Listed entries

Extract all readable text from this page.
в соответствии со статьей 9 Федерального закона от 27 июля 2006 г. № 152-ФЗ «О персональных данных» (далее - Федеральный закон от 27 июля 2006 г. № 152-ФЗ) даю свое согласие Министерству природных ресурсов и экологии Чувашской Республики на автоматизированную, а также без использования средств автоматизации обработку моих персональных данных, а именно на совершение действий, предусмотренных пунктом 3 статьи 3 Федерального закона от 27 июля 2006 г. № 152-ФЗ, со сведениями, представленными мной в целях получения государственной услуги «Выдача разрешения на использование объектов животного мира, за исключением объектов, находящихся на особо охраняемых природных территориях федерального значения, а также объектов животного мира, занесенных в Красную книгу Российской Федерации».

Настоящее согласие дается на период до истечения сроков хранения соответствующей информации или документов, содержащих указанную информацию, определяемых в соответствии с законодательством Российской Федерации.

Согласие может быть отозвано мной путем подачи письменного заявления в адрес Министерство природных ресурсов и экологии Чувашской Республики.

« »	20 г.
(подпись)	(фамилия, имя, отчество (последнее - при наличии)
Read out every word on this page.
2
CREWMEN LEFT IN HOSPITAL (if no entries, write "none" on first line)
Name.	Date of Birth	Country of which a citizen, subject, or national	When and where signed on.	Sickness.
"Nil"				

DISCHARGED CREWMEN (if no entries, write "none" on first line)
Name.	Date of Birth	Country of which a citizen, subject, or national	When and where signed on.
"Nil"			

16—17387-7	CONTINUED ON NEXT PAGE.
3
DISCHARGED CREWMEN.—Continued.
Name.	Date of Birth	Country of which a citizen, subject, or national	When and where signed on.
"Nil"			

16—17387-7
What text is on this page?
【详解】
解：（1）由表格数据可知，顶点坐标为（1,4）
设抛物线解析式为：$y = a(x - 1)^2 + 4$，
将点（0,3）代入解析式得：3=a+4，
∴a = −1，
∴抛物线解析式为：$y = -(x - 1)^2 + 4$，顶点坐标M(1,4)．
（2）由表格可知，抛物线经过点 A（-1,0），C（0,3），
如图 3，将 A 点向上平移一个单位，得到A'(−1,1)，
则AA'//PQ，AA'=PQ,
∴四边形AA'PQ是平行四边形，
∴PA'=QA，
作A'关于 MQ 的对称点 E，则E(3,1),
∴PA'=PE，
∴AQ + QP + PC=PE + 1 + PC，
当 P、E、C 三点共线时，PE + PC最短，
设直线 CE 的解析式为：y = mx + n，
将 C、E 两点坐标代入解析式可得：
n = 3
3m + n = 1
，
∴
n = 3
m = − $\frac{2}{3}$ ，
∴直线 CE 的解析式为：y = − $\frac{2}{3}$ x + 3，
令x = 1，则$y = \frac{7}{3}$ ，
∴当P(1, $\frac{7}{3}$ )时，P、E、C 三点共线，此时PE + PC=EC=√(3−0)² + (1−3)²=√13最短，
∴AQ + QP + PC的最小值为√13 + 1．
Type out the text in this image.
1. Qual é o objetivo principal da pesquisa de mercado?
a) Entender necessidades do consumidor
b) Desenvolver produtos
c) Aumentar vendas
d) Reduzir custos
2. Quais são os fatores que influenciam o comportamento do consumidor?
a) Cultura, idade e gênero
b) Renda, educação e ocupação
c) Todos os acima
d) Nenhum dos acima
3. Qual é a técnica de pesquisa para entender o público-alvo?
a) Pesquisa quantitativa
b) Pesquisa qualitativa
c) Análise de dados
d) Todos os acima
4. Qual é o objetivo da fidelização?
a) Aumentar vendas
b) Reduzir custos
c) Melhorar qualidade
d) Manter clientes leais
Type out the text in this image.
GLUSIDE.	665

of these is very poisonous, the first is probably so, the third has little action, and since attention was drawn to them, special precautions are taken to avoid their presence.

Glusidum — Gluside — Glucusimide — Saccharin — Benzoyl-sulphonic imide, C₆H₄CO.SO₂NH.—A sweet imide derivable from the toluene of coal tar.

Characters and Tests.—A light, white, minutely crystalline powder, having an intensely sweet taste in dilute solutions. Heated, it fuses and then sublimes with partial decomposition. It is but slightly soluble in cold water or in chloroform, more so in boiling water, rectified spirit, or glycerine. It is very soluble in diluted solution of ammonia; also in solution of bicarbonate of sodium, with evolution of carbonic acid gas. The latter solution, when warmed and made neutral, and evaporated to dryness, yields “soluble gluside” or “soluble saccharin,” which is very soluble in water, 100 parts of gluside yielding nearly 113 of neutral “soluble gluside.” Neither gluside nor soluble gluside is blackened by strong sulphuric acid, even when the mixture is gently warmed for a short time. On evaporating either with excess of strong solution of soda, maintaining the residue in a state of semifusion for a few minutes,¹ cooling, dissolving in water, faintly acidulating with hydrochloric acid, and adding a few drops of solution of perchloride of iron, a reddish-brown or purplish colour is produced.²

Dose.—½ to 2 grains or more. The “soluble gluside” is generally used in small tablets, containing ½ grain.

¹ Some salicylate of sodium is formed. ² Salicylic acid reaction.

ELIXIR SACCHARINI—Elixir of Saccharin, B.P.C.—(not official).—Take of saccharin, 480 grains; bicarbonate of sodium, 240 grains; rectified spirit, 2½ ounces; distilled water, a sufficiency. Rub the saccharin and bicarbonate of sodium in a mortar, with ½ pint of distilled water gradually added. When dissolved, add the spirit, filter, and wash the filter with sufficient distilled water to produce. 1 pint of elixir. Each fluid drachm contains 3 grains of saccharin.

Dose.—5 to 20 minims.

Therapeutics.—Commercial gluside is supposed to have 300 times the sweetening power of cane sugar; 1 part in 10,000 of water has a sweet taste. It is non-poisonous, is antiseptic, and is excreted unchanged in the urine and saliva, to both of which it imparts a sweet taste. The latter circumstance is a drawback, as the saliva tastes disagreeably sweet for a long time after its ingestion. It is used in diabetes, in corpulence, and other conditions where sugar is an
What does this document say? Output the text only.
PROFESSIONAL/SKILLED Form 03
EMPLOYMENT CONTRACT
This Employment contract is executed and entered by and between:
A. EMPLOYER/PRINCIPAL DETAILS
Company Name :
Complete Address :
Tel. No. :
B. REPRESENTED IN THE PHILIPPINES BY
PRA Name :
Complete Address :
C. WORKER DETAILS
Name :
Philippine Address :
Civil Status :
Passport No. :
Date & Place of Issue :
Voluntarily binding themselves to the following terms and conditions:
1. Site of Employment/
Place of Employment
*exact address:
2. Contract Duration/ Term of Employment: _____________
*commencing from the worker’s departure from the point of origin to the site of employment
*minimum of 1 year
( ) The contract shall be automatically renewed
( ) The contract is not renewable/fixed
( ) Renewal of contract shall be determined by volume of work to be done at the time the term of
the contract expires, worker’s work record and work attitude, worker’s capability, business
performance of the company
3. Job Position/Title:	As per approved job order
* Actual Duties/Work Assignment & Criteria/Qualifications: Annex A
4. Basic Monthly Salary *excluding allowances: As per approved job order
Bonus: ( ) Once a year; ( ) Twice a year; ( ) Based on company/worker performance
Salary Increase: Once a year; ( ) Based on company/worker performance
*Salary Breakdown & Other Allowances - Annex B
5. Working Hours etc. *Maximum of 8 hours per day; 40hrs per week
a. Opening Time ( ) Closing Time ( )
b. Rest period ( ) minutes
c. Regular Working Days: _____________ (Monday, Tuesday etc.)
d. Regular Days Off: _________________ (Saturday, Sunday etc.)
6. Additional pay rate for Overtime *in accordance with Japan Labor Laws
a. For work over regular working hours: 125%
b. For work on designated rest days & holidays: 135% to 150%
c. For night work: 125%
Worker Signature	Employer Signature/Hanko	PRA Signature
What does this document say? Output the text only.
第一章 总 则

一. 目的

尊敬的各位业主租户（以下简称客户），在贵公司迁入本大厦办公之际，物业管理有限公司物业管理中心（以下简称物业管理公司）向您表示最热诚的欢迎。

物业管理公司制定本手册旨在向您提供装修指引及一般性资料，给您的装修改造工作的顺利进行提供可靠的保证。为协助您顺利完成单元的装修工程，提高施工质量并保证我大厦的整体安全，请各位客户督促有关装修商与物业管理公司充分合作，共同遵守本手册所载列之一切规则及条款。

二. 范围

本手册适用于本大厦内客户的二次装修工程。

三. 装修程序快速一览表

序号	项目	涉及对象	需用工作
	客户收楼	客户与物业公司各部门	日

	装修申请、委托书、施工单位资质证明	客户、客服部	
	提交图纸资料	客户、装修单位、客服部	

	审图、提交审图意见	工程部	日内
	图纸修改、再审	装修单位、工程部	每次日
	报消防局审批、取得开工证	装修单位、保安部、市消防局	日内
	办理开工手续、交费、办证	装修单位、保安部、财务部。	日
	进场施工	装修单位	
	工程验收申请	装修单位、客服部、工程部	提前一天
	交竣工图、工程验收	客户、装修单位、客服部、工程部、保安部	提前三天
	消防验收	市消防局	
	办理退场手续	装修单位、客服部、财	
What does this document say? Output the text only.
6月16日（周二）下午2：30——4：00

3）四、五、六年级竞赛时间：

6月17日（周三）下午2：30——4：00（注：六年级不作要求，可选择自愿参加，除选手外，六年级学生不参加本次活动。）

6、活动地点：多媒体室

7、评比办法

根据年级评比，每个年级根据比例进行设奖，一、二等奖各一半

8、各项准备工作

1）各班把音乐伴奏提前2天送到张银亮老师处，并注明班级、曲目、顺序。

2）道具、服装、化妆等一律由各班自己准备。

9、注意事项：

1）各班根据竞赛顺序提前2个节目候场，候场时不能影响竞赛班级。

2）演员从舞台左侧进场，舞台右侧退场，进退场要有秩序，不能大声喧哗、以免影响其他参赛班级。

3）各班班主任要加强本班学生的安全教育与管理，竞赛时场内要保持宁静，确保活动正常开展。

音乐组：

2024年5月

The request
Gather up the lines containing the word "acima" from these records and copy them.

Correct response
c) Todos os acima
d) Nenhum dos acima
d) Todos os acima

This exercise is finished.